• _THE TASK_:
Copy out the records in full, word for word, without pictures.

(Records from a data collection)
=====

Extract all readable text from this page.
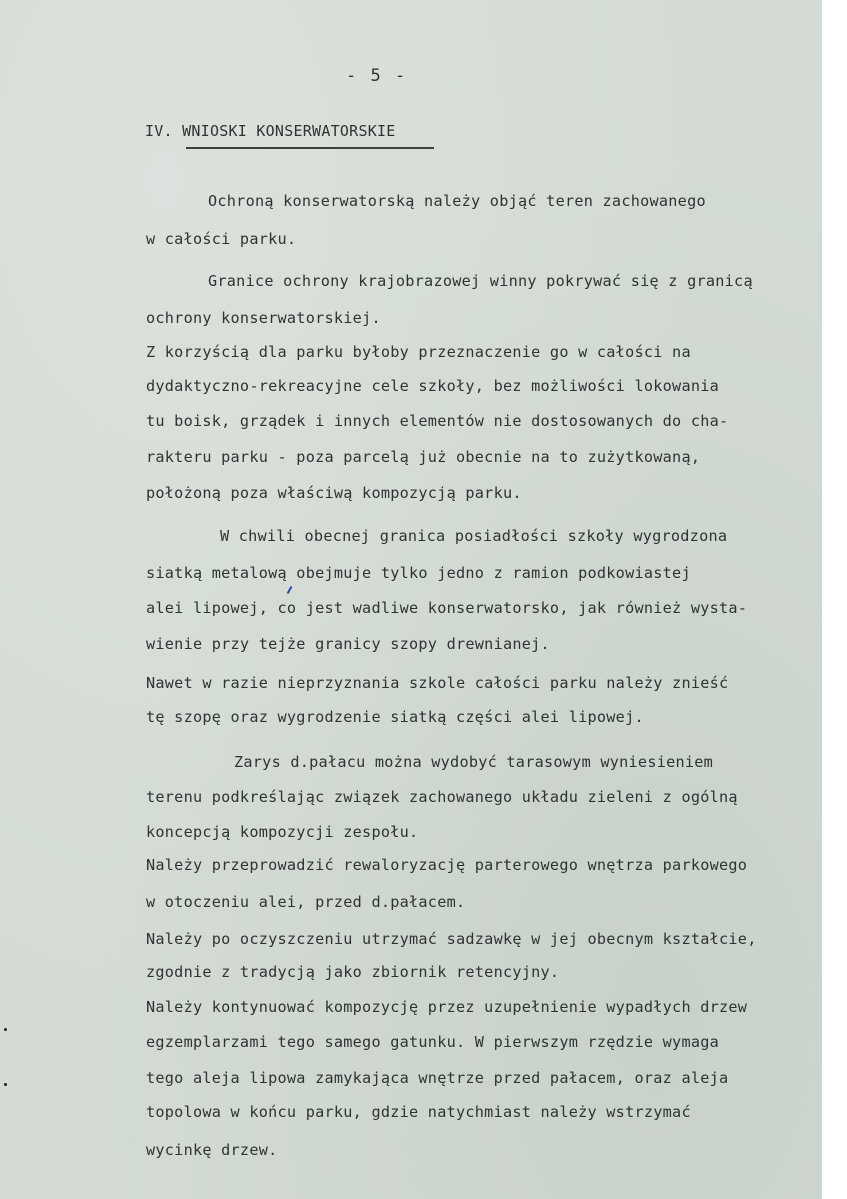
- 5 -
IV. WNIOSKI KONSERWATORSKIE
Ochroną konserwatorską należy objąć teren zachowanego
w całości parku.
Granice ochrony krajobrazowej winny pokrywać się z granicą
ochrony konserwatorskiej.
Z korzyścią dla parku byłoby przeznaczenie go w całości na
dydaktyczno-rekreacyjne cele szkoły, bez możliwości lokowania
tu boisk, grządek i innych elementów nie dostosowanych do cha-
rakteru parku - poza parcelą już obecnie na to zużytkowaną,
położoną poza właściwą kompozycją parku.
W chwili obecnej granica posiadłości szkoły wygrodzona
siatką metalową obejmuje tylko jedno z ramion podkowiastej
alei lipowej, co jest wadliwe konserwatorsko, jak również wysta-
wienie przy tejże granicy szopy drewnianej.
Nawet w razie nieprzyznania szkole całości parku należy znieść
tę szopę oraz wygrodzenie siatką części alei lipowej.
Zarys d.pałacu można wydobyć tarasowym wyniesieniem
terenu podkreślając związek zachowanego układu zieleni z ogólną
koncepcją kompozycji zespołu.
Należy przeprowadzić rewaloryzację parterowego wnętrza parkowego
w otoczeniu alei, przed d.pałacem.
Należy po oczyszczeniu utrzymać sadzawkę w jej obecnym kształcie,
zgodnie z tradycją jako zbiornik retencyjny.
Należy kontynuować kompozycję przez uzupełnienie wypadłych drzew
egzemplarzami tego samego gatunku. W pierwszym rzędzie wymaga
tego aleja lipowa zamykająca wnętrze przed pałacem, oraz aleja
topolowa w końcu parku, gdzie natychmiast należy wstrzymać
wycinkę drzew.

=====

• _OUTPUT FOR THIS TASK_:
Extract all readable text from this page.
- 5 -
IV. WNIOSKI KONSERWATORSKIE
Ochroną konserwatorską należy objąć teren zachowanego
w całości parku.
Granice ochrony krajobrazowej winny pokrywać się z granicą
ochrony konserwatorskiej.
Z korzyścią dla parku byłoby przeznaczenie go w całości na
dydaktyczno-rekreacyjne cele szkoły, bez możliwości lokowania
tu boisk, grządek i innych elementów nie dostosowanych do cha-
rakteru parku - poza parcelą już obecnie na to zużytkowaną,
położoną poza właściwą kompozycją parku.
W chwili obecnej granica posiadłości szkoły wygrodzona
siatką metalową obejmuje tylko jedno z ramion podkowiastej
alei lipowej, co jest wadliwe konserwatorsko, jak również wysta-
wienie przy tejże granicy szopy drewnianej.
Nawet w razie nieprzyznania szkole całości parku należy znieść
tę szopę oraz wygrodzenie siatką części alei lipowej.
Zarys d.pałacu można wydobyć tarasowym wyniesieniem
terenu podkreślając związek zachowanego układu zieleni z ogólną
koncepcją kompozycji zespołu.
Należy przeprowadzić rewaloryzację parterowego wnętrza parkowego
w otoczeniu alei, przed d.pałacem.
Należy po oczyszczeniu utrzymać sadzawkę w jej obecnym kształcie,
zgodnie z tradycją jako zbiornik retencyjny.
Należy kontynuować kompozycję przez uzupełnienie wypadłych drzew
egzemplarzami tego samego gatunku. W pierwszym rzędzie wymaga
tego aleja lipowa zamykająca wnętrze przed pałacem, oraz aleja
topolowa w końcu parku, gdzie natychmiast należy wstrzymać
wycinkę drzew.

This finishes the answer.